### RECORDED DATA

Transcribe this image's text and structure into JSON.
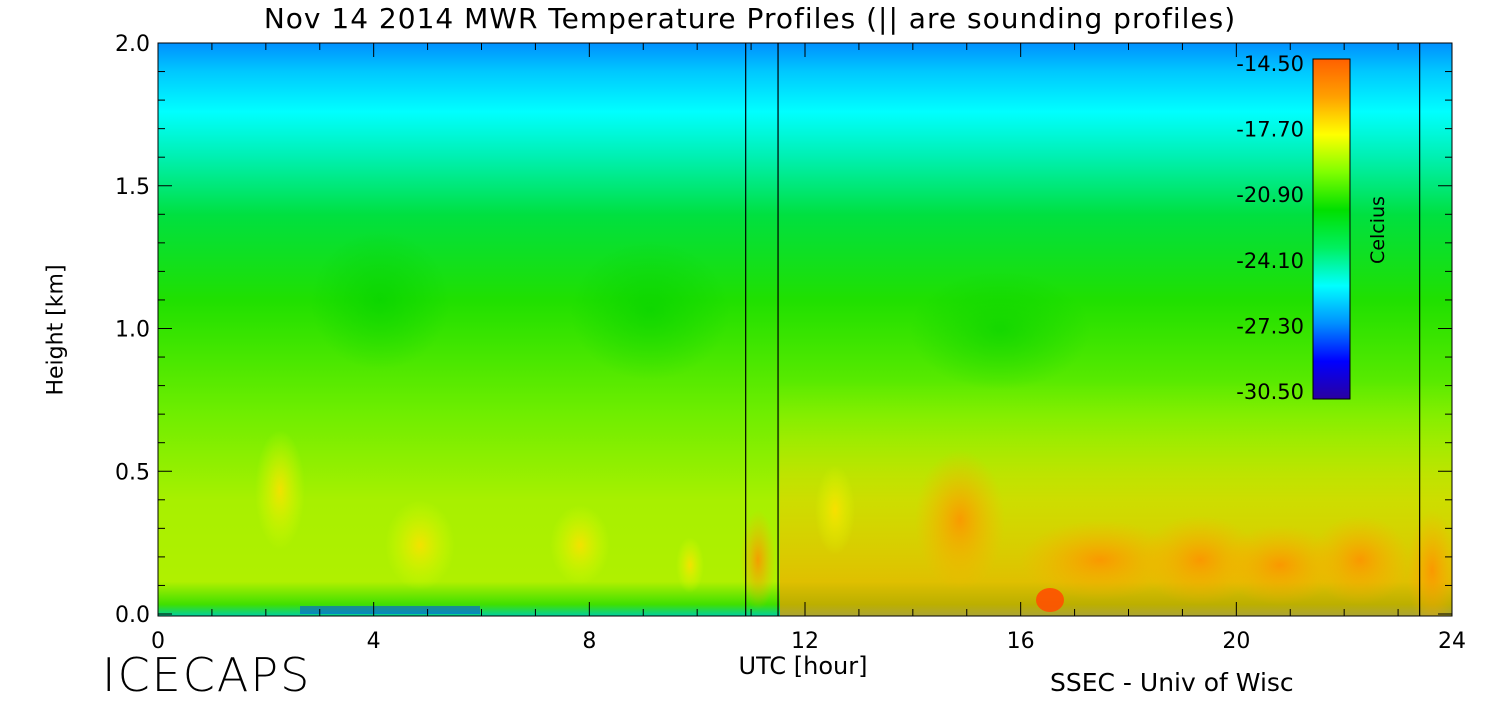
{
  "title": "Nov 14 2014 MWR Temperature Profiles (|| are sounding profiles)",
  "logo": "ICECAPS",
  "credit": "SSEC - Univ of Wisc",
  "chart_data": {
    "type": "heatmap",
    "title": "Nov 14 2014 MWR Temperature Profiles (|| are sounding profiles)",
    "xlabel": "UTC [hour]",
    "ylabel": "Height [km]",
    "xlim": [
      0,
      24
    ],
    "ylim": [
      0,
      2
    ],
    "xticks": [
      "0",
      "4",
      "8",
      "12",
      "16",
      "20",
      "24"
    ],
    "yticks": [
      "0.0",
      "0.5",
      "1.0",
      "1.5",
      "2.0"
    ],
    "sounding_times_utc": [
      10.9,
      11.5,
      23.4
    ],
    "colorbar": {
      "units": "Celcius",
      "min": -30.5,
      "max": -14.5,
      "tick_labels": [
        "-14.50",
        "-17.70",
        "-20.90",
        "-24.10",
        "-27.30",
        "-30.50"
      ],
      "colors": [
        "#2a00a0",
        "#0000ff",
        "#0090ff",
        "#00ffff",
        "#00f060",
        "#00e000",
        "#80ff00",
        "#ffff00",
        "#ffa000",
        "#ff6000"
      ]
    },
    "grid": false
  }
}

==

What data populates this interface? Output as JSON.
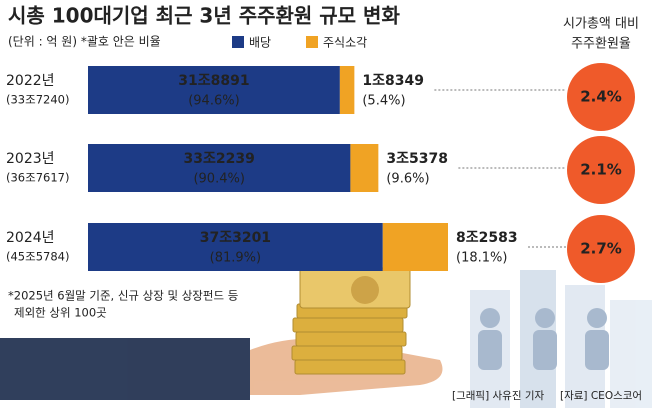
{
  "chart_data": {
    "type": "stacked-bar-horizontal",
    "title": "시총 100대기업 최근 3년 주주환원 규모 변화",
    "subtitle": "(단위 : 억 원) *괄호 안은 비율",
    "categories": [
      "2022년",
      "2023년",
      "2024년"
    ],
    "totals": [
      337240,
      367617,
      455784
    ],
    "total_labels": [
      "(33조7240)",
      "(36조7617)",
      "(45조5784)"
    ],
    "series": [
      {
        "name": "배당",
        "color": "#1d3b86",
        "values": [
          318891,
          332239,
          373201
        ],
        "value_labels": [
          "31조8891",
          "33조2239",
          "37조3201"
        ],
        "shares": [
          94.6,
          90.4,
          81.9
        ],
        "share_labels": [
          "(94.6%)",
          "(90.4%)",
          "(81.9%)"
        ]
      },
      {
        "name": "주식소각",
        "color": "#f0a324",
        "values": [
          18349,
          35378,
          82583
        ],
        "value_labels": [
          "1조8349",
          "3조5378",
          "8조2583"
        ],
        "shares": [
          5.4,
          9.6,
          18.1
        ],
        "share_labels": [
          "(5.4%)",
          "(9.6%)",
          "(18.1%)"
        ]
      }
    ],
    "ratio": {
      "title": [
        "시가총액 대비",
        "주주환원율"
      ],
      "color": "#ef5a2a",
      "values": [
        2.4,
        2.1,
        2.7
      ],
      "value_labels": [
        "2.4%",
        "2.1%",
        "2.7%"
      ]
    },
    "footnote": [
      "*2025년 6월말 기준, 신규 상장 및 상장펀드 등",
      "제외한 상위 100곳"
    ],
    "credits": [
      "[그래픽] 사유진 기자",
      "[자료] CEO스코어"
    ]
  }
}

### PROMPT
Check each line of the records above for "profiles", and copy those that have it.

### EXERCISE RESPONSE
  "title": "Nov 14 2014 MWR Temperature Profiles (|| are sounding profiles)",
    "title": "Nov 14 2014 MWR Temperature Profiles (|| are sounding profiles)",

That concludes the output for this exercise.